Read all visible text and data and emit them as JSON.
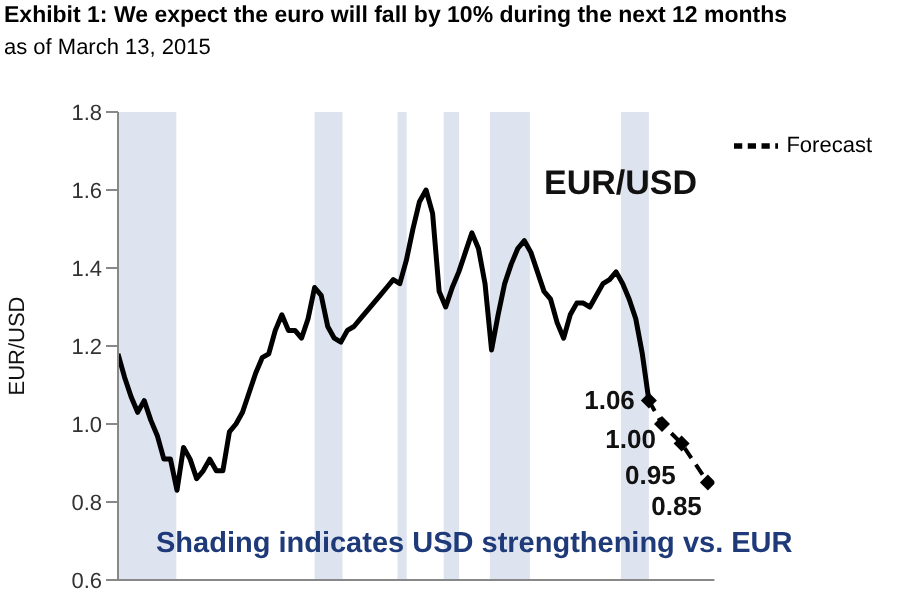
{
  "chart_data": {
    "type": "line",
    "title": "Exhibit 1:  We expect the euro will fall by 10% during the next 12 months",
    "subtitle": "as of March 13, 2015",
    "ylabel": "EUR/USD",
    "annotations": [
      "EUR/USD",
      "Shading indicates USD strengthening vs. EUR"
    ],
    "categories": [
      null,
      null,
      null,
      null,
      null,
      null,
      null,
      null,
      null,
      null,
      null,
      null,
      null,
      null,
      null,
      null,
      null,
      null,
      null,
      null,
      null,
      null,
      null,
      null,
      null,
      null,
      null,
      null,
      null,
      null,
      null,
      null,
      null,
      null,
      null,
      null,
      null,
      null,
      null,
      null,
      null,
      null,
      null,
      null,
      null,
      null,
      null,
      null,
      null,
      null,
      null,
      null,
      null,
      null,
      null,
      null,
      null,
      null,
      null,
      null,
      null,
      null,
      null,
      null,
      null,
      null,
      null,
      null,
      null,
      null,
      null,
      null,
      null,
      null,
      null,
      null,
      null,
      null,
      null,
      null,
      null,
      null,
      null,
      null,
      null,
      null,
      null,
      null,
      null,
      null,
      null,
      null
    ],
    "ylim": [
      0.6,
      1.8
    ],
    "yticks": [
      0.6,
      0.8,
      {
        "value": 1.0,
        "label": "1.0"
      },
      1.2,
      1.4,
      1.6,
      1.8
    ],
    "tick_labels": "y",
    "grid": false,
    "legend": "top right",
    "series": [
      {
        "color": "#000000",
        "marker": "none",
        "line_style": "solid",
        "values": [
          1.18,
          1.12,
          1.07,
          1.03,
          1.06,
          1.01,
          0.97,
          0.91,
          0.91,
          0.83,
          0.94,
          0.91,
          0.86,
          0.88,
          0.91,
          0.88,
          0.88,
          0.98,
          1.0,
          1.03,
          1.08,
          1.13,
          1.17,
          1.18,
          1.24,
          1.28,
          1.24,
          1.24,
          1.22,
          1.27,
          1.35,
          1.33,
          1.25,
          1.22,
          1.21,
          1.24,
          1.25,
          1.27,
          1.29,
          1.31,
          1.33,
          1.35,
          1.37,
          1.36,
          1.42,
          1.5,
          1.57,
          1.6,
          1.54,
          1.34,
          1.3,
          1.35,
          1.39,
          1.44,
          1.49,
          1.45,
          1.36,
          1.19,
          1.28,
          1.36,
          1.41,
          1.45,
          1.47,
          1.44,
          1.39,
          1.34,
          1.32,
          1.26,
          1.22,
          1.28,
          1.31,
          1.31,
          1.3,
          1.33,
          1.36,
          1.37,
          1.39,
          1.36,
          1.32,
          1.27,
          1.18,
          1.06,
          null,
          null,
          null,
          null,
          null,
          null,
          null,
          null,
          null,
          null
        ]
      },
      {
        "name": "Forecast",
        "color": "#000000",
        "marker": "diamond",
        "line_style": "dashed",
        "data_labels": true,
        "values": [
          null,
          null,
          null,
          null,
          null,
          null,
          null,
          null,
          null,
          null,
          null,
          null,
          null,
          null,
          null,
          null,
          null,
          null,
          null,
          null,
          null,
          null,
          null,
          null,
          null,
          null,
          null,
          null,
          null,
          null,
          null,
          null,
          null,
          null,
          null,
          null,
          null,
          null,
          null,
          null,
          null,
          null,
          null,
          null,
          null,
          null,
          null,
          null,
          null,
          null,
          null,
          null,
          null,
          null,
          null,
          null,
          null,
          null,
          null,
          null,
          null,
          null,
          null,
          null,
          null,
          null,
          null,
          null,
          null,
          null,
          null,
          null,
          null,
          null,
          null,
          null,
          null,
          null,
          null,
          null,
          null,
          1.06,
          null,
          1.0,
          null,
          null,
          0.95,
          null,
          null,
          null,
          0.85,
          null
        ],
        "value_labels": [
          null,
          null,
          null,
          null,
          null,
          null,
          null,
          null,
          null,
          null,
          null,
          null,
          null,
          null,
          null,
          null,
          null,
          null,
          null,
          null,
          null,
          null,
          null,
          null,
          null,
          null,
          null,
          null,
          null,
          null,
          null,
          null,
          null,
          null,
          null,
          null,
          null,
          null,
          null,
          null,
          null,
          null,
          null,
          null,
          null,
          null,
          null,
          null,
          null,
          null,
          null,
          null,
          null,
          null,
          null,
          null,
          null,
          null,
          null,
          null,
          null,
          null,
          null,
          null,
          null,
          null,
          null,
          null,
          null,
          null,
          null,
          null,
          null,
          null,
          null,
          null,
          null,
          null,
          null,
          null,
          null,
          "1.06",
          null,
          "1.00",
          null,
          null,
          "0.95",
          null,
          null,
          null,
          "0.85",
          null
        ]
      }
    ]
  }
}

**GOAL:** Reproduce each entry precisely, dropping only the pictures.

**WRITTEN SOLUTION:**
Read all visible text and data and emit them as JSON.
{
  "chart_data": {
    "type": "line",
    "title": "Exhibit 1:  We expect the euro will fall by 10% during the next 12 months",
    "subtitle": "as of March 13, 2015",
    "ylabel": "EUR/USD",
    "annotations": [
      "EUR/USD",
      "Shading indicates USD strengthening vs. EUR"
    ],
    "categories": [
      null,
      null,
      null,
      null,
      null,
      null,
      null,
      null,
      null,
      null,
      null,
      null,
      null,
      null,
      null,
      null,
      null,
      null,
      null,
      null,
      null,
      null,
      null,
      null,
      null,
      null,
      null,
      null,
      null,
      null,
      null,
      null,
      null,
      null,
      null,
      null,
      null,
      null,
      null,
      null,
      null,
      null,
      null,
      null,
      null,
      null,
      null,
      null,
      null,
      null,
      null,
      null,
      null,
      null,
      null,
      null,
      null,
      null,
      null,
      null,
      null,
      null,
      null,
      null,
      null,
      null,
      null,
      null,
      null,
      null,
      null,
      null,
      null,
      null,
      null,
      null,
      null,
      null,
      null,
      null,
      null,
      null,
      null,
      null,
      null,
      null,
      null,
      null,
      null,
      null,
      null,
      null
    ],
    "ylim": [
      0.6,
      1.8
    ],
    "yticks": [
      0.6,
      0.8,
      {
        "value": 1.0,
        "label": "1.0"
      },
      1.2,
      1.4,
      1.6,
      1.8
    ],
    "tick_labels": "y",
    "grid": false,
    "legend": "top right",
    "series": [
      {
        "color": "#000000",
        "marker": "none",
        "line_style": "solid",
        "values": [
          1.18,
          1.12,
          1.07,
          1.03,
          1.06,
          1.01,
          0.97,
          0.91,
          0.91,
          0.83,
          0.94,
          0.91,
          0.86,
          0.88,
          0.91,
          0.88,
          0.88,
          0.98,
          1.0,
          1.03,
          1.08,
          1.13,
          1.17,
          1.18,
          1.24,
          1.28,
          1.24,
          1.24,
          1.22,
          1.27,
          1.35,
          1.33,
          1.25,
          1.22,
          1.21,
          1.24,
          1.25,
          1.27,
          1.29,
          1.31,
          1.33,
          1.35,
          1.37,
          1.36,
          1.42,
          1.5,
          1.57,
          1.6,
          1.54,
          1.34,
          1.3,
          1.35,
          1.39,
          1.44,
          1.49,
          1.45,
          1.36,
          1.19,
          1.28,
          1.36,
          1.41,
          1.45,
          1.47,
          1.44,
          1.39,
          1.34,
          1.32,
          1.26,
          1.22,
          1.28,
          1.31,
          1.31,
          1.3,
          1.33,
          1.36,
          1.37,
          1.39,
          1.36,
          1.32,
          1.27,
          1.18,
          1.06,
          null,
          null,
          null,
          null,
          null,
          null,
          null,
          null,
          null,
          null
        ]
      },
      {
        "name": "Forecast",
        "color": "#000000",
        "marker": "diamond",
        "line_style": "dashed",
        "data_labels": true,
        "values": [
          null,
          null,
          null,
          null,
          null,
          null,
          null,
          null,
          null,
          null,
          null,
          null,
          null,
          null,
          null,
          null,
          null,
          null,
          null,
          null,
          null,
          null,
          null,
          null,
          null,
          null,
          null,
          null,
          null,
          null,
          null,
          null,
          null,
          null,
          null,
          null,
          null,
          null,
          null,
          null,
          null,
          null,
          null,
          null,
          null,
          null,
          null,
          null,
          null,
          null,
          null,
          null,
          null,
          null,
          null,
          null,
          null,
          null,
          null,
          null,
          null,
          null,
          null,
          null,
          null,
          null,
          null,
          null,
          null,
          null,
          null,
          null,
          null,
          null,
          null,
          null,
          null,
          null,
          null,
          null,
          null,
          1.06,
          null,
          1.0,
          null,
          null,
          0.95,
          null,
          null,
          null,
          0.85,
          null
        ],
        "value_labels": [
          null,
          null,
          null,
          null,
          null,
          null,
          null,
          null,
          null,
          null,
          null,
          null,
          null,
          null,
          null,
          null,
          null,
          null,
          null,
          null,
          null,
          null,
          null,
          null,
          null,
          null,
          null,
          null,
          null,
          null,
          null,
          null,
          null,
          null,
          null,
          null,
          null,
          null,
          null,
          null,
          null,
          null,
          null,
          null,
          null,
          null,
          null,
          null,
          null,
          null,
          null,
          null,
          null,
          null,
          null,
          null,
          null,
          null,
          null,
          null,
          null,
          null,
          null,
          null,
          null,
          null,
          null,
          null,
          null,
          null,
          null,
          null,
          null,
          null,
          null,
          null,
          null,
          null,
          null,
          null,
          null,
          "1.06",
          null,
          "1.00",
          null,
          null,
          "0.95",
          null,
          null,
          null,
          "0.85",
          null
        ]
      }
    ]
  }
}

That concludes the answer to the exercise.